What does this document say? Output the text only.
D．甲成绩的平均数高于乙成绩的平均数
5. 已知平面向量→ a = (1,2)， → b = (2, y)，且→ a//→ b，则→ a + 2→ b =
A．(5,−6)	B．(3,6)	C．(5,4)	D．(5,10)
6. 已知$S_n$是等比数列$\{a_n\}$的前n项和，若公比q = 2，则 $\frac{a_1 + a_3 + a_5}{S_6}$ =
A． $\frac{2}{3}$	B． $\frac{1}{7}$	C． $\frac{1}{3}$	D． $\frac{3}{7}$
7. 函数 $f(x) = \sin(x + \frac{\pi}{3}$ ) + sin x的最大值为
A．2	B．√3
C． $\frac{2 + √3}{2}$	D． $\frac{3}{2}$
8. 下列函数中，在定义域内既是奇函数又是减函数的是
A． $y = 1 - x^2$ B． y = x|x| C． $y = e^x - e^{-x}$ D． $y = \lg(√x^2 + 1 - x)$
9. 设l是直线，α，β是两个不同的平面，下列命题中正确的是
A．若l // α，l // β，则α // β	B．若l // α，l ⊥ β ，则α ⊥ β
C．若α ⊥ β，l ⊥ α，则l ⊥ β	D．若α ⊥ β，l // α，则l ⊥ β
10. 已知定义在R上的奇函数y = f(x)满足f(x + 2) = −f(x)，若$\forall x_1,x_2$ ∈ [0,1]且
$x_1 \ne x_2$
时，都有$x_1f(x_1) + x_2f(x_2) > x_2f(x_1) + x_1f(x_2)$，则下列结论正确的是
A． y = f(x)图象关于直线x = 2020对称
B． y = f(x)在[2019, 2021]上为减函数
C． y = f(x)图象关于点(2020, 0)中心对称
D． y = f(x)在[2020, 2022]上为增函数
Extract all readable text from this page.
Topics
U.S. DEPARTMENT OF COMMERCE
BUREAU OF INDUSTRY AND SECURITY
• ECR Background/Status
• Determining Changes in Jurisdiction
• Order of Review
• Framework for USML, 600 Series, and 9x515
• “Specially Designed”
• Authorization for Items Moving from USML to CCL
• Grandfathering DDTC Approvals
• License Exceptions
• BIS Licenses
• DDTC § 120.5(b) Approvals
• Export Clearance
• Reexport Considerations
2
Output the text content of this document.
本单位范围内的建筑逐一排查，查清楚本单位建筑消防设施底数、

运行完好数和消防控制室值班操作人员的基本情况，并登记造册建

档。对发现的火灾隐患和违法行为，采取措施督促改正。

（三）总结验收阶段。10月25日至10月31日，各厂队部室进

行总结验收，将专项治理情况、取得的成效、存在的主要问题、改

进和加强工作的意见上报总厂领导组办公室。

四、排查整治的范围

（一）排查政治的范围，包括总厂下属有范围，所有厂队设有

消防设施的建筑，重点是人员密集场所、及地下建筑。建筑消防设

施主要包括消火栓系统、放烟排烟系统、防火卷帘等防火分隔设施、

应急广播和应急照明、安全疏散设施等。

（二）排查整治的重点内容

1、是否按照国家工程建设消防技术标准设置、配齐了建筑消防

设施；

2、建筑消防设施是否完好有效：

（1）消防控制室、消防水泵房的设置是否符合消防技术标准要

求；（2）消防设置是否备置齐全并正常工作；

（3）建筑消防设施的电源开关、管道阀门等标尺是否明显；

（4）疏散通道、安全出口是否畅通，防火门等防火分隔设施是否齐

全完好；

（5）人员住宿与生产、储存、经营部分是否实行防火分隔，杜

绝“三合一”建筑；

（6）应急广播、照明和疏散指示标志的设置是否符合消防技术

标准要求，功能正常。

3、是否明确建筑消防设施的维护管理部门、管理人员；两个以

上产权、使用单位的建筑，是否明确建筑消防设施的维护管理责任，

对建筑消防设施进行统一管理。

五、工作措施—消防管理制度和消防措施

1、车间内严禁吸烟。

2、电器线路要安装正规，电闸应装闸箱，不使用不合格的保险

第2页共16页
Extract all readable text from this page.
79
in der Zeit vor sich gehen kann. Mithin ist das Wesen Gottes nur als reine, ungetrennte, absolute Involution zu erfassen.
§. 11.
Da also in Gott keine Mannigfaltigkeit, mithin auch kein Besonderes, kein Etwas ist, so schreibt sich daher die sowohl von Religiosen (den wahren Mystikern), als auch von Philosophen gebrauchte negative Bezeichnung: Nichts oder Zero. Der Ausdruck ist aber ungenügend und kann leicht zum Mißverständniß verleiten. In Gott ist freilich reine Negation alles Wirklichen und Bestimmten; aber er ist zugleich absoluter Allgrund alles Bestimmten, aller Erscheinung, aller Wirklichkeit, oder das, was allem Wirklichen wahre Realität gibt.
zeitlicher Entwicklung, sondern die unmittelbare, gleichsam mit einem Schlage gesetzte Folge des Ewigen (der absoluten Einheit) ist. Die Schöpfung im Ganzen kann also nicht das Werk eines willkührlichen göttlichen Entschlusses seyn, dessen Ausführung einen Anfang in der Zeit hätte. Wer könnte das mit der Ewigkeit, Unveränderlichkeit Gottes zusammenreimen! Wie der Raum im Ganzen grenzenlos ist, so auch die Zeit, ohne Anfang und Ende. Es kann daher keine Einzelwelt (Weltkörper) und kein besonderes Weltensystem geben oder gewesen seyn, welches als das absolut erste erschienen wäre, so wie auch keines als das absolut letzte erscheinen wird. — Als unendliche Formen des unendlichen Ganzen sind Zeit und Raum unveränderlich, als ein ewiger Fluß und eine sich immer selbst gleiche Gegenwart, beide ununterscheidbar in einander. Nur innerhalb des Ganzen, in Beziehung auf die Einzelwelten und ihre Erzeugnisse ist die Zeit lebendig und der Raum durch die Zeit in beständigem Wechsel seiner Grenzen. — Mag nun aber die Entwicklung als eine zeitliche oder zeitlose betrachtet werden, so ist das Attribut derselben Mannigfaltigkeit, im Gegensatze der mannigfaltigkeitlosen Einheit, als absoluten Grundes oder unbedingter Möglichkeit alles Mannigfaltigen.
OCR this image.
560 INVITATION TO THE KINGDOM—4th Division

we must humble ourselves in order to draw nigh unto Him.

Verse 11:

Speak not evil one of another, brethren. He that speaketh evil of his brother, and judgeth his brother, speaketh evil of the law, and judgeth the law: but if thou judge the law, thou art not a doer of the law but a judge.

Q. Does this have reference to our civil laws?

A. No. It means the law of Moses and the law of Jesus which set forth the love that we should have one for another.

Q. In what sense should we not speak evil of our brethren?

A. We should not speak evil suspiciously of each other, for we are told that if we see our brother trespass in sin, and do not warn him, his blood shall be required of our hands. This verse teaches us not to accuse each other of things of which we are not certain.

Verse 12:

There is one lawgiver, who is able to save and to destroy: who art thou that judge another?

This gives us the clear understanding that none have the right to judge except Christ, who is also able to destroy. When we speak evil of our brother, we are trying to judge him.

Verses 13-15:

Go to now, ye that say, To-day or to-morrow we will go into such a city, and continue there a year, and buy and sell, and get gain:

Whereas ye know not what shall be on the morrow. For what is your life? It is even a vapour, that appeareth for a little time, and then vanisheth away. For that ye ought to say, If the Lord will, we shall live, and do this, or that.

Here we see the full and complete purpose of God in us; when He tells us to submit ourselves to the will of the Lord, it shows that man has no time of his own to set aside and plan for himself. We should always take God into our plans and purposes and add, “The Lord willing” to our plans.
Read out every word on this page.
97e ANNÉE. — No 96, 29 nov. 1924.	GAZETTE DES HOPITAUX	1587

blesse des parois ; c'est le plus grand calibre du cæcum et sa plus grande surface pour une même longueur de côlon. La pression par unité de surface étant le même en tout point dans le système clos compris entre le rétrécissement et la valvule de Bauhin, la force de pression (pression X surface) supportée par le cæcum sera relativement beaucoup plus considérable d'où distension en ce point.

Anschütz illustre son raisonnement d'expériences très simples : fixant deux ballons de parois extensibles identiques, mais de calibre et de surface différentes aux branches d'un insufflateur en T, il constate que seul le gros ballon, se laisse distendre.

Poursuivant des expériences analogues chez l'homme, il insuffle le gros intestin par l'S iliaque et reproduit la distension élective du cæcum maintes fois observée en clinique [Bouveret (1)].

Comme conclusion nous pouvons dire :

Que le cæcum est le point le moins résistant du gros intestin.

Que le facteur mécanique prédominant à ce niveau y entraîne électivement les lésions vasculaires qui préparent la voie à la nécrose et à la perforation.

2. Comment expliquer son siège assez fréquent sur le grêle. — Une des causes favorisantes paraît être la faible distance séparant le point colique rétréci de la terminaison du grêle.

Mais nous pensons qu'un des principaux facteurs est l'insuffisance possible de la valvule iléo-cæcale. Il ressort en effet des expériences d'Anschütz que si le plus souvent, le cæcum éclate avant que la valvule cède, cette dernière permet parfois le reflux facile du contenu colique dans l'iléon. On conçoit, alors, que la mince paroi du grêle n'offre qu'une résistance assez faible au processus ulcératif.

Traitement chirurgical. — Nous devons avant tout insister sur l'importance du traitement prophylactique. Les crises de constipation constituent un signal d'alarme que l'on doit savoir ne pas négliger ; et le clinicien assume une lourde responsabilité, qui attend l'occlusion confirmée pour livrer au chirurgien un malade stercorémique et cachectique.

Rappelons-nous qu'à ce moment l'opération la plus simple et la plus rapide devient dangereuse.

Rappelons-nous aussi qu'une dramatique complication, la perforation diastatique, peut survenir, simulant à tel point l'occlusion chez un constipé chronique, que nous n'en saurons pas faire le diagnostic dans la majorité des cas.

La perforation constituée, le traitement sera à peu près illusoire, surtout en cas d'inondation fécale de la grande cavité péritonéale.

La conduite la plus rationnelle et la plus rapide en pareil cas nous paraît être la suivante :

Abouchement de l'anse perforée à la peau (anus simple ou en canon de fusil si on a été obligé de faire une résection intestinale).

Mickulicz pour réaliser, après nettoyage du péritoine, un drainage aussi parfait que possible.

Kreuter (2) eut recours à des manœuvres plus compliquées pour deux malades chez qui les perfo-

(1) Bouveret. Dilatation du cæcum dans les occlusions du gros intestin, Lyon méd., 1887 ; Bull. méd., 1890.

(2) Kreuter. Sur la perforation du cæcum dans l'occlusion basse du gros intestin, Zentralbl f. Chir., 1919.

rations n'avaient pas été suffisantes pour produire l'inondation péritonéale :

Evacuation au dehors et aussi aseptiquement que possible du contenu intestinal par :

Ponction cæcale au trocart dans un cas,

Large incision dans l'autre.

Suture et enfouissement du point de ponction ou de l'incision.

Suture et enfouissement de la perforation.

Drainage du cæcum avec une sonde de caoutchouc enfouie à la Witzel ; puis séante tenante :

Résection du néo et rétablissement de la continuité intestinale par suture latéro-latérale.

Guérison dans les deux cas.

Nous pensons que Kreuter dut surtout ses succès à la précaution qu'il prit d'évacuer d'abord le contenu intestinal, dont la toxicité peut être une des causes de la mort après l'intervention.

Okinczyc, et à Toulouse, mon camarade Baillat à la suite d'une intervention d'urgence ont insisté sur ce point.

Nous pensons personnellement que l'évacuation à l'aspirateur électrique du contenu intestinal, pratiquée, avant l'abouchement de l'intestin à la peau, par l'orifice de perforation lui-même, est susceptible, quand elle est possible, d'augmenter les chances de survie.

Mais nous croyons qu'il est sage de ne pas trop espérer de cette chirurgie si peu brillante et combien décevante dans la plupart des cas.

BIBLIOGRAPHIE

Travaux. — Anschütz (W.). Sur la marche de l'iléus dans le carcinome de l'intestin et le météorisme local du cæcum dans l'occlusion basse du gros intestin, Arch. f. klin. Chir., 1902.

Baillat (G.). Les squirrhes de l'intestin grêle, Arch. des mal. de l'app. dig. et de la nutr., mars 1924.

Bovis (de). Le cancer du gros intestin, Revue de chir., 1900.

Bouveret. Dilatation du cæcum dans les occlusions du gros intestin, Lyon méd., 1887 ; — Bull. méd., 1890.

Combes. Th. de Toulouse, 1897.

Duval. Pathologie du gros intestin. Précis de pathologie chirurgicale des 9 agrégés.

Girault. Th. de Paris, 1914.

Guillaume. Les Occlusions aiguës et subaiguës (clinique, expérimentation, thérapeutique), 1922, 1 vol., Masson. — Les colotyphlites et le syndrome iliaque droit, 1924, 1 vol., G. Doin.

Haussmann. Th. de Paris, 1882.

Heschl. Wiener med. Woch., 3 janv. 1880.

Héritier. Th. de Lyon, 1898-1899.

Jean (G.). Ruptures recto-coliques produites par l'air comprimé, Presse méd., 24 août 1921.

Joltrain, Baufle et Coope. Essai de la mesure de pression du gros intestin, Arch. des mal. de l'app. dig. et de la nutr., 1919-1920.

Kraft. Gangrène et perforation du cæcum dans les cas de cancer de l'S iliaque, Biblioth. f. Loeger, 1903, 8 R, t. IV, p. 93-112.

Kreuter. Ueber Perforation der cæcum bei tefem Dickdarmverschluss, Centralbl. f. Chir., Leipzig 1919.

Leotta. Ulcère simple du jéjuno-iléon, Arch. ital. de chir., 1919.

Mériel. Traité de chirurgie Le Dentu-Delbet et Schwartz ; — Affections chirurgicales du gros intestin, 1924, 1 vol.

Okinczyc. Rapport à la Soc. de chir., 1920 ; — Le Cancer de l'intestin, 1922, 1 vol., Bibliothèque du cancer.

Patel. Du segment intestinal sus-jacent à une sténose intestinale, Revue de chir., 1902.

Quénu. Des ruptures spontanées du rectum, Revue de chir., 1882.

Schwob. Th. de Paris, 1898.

Your task:
Identify the lines above with the word "Output". Copy them.

Final result:
What does this document say? Output the text only.
Output the text content of this document.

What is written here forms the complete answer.